■ What you will do
Every line below that mentions the word "legislative" should be copied out.
--- start of Input material ---
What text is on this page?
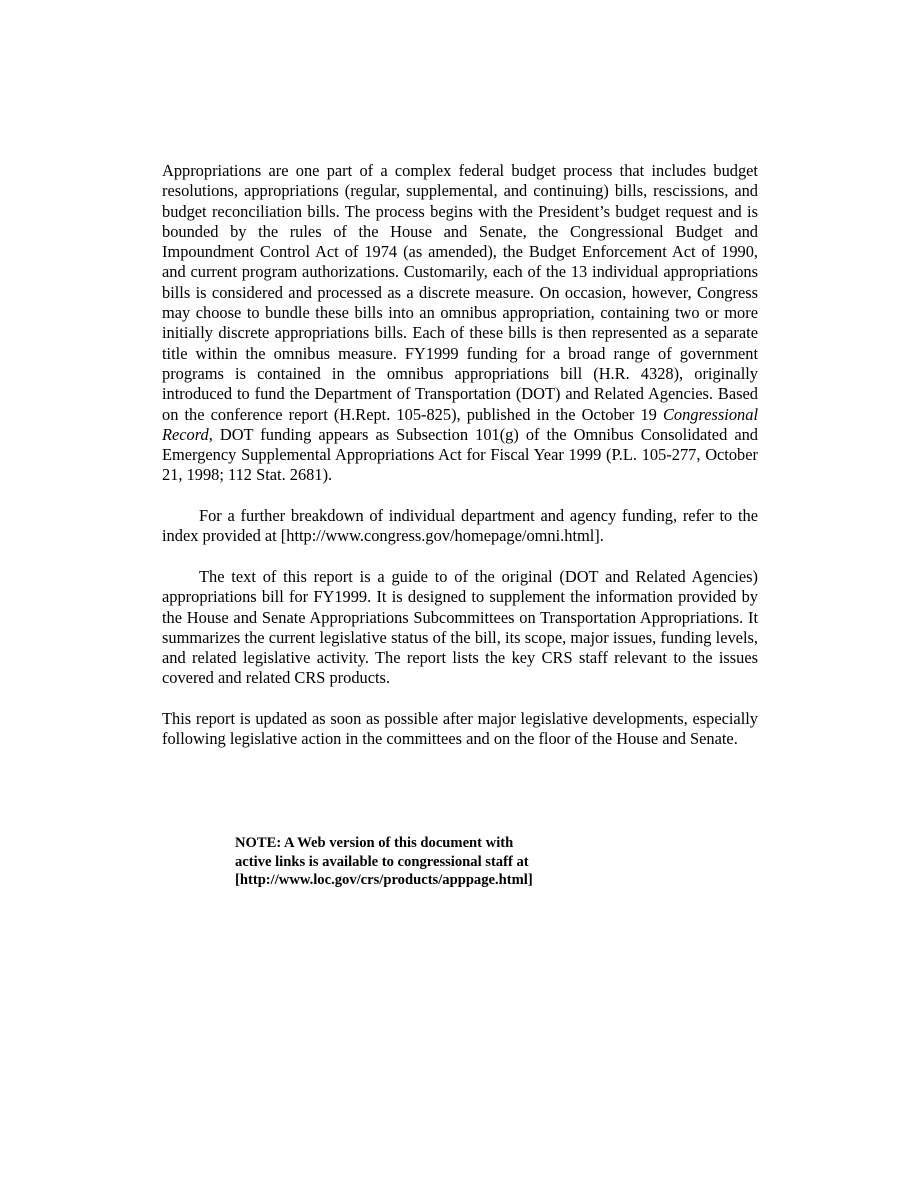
Appropriations are one part of a complex federal budget process that includes budget resolutions, appropriations (regular, supplemental, and continuing) bills, rescissions, and budget reconciliation bills. The process begins with the President’s budget request and is bounded by the rules of the House and Senate, the Congressional Budget and Impoundment Control Act of 1974 (as amended), the Budget Enforcement Act of 1990, and current program authorizations. Customarily, each of the 13 individual appropriations bills is considered and processed as a discrete measure. On occasion, however, Congress may choose to bundle these bills into an omnibus appropriation, containing two or more initially discrete appropriations bills. Each of these bills is then represented as a separate title within the omnibus measure. FY1999 funding for a broad range of government programs is contained in the omnibus appropriations bill (H.R. 4328), originally introduced to fund the Department of Transportation (DOT) and Related Agencies. Based on the conference report (H.Rept. 105-825), published in the October 19 Congressional Record, DOT funding appears as Subsection 101(g) of the Omnibus Consolidated and Emergency Supplemental Appropriations Act for Fiscal Year 1999 (P.L. 105-277, October 21, 1998; 112 Stat. 2681).

For a further breakdown of individual department and agency funding, refer to the index provided at [http://www.congress.gov/homepage/omni.html].

The text of this report is a guide to of the original (DOT and Related Agencies) appropriations bill for FY1999. It is designed to supplement the information provided by the House and Senate Appropriations Subcommittees on Transportation Appropriations. It summarizes the current legislative status of the bill, its scope, major issues, funding levels, and related legislative activity. The report lists the key CRS staff relevant to the issues covered and related CRS products.

This report is updated as soon as possible after major legislative developments, especially following legislative action in the committees and on the floor of the House and Senate.

NOTE: A Web version of this document with
active links is available to congressional staff at
[http://www.loc.gov/crs/products/apppage.html]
--- end of Input material ---
■ Finished task
The text of this report is a guide to of the original (DOT and Related Agencies) appropriations bill for FY1999. It is designed to supplement the information provided by the House and Senate Appropriations Subcommittees on Transportation Appropriations. It summarizes the current legislative status of the bill, its scope, major issues, funding levels, and related legislative activity. The report lists the key CRS staff relevant to the issues covered and related CRS products.
This report is updated as soon as possible after major legislative developments, especially following legislative action in the committees and on the floor of the House and Senate.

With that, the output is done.